begin Rows
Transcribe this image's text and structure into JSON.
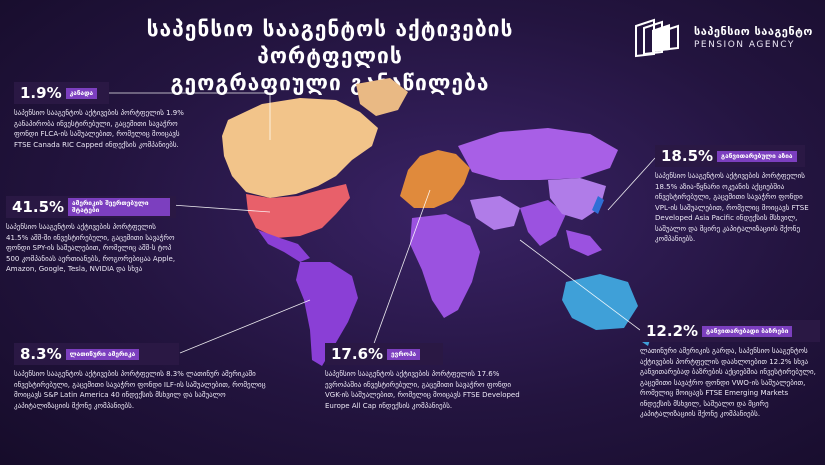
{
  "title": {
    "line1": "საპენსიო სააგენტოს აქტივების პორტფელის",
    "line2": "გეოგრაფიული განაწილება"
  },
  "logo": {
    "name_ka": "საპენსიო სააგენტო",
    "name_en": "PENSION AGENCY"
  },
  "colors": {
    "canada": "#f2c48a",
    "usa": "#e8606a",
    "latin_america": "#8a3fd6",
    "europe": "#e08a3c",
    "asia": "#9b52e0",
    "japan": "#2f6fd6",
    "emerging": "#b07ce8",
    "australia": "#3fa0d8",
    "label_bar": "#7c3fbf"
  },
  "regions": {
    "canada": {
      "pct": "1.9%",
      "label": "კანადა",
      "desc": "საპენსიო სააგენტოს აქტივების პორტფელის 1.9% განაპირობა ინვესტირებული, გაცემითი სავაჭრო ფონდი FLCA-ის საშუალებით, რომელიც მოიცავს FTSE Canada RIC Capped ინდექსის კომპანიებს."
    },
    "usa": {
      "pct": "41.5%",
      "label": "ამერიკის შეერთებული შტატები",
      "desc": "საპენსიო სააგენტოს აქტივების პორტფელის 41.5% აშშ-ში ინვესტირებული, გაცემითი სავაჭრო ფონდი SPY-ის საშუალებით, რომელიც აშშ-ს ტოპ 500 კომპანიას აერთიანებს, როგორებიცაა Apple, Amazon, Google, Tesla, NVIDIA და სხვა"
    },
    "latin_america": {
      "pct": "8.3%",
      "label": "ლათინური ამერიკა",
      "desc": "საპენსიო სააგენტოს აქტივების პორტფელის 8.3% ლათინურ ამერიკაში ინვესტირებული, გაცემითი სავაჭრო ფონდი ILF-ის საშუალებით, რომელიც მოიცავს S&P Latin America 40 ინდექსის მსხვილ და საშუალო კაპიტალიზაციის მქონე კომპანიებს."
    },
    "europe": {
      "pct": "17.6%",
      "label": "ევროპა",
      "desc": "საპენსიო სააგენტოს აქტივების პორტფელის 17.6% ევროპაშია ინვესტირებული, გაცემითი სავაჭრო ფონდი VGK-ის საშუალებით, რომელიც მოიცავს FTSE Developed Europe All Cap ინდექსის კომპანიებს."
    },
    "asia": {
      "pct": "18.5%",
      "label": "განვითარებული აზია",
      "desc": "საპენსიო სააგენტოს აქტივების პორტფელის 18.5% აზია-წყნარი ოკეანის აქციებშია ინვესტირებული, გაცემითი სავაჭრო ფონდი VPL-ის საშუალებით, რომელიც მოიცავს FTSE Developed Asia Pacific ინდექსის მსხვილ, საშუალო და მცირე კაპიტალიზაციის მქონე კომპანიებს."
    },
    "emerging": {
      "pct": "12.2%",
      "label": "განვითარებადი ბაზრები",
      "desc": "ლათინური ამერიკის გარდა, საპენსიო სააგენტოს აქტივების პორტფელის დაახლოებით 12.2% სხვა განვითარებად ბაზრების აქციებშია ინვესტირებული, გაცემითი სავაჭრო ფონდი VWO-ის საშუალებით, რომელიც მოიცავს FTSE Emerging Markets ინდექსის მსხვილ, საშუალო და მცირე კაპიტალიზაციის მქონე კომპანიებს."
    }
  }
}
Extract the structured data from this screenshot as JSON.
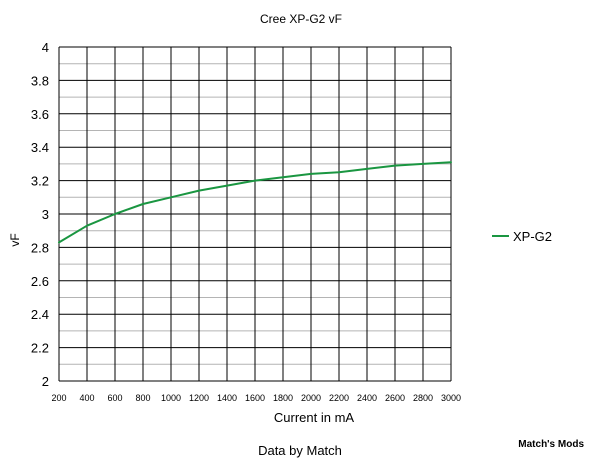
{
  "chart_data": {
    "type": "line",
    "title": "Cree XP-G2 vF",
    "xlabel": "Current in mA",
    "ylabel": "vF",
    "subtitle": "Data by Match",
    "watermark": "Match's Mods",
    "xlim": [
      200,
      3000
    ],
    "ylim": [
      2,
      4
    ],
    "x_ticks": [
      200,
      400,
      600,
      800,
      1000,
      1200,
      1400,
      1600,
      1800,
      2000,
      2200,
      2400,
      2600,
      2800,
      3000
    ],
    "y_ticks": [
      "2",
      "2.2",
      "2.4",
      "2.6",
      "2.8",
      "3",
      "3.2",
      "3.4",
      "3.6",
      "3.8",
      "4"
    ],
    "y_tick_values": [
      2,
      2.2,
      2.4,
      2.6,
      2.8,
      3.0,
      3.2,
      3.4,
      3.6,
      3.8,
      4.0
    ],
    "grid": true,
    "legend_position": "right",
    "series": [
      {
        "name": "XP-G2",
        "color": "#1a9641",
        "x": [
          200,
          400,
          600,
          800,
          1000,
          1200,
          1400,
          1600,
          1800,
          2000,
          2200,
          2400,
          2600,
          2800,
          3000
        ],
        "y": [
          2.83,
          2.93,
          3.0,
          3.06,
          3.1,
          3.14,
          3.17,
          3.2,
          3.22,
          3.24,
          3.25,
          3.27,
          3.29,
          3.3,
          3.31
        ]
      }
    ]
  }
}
end Rows
Task: Check the data for the word "მქონე" and pull out the lines that have it.

Completed task:
      "desc": "საპენსიო სააგენტოს აქტივების პორტფელის 8.3% ლათინურ ამერიკაში ინვესტირებული, გაცემითი სავაჭრო ფონდი ILF-ის საშუალებით, რომელიც მოიცავს S&P Latin America 40 ინდექსის მსხვილ და საშუალო კაპიტალიზაციის მქონე კომპანიებს."
      "desc": "საპენსიო სააგენტოს აქტივების პორტფელის 18.5% აზია-წყნარი ოკეანის აქციებშია ინვესტირებული, გაცემითი სავაჭრო ფონდი VPL-ის საშუალებით, რომელიც მოიცავს FTSE Developed Asia Pacific ინდექსის მსხვილ, საშუალო და მცირე კაპიტალიზაციის მქონე კომპანიებს."
      "desc": "ლათინური ამერიკის გარდა, საპენსიო სააგენტოს აქტივების პორტფელის დაახლოებით 12.2% სხვა განვითარებად ბაზრების აქციებშია ინვესტირებული, გაცემითი სავაჭრო ფონდი VWO-ის საშუალებით, რომელიც მოიცავს FTSE Emerging Markets ინდექსის მსხვილ, საშუალო და მცირე კაპიტალიზაციის მქონე კომპანიებს."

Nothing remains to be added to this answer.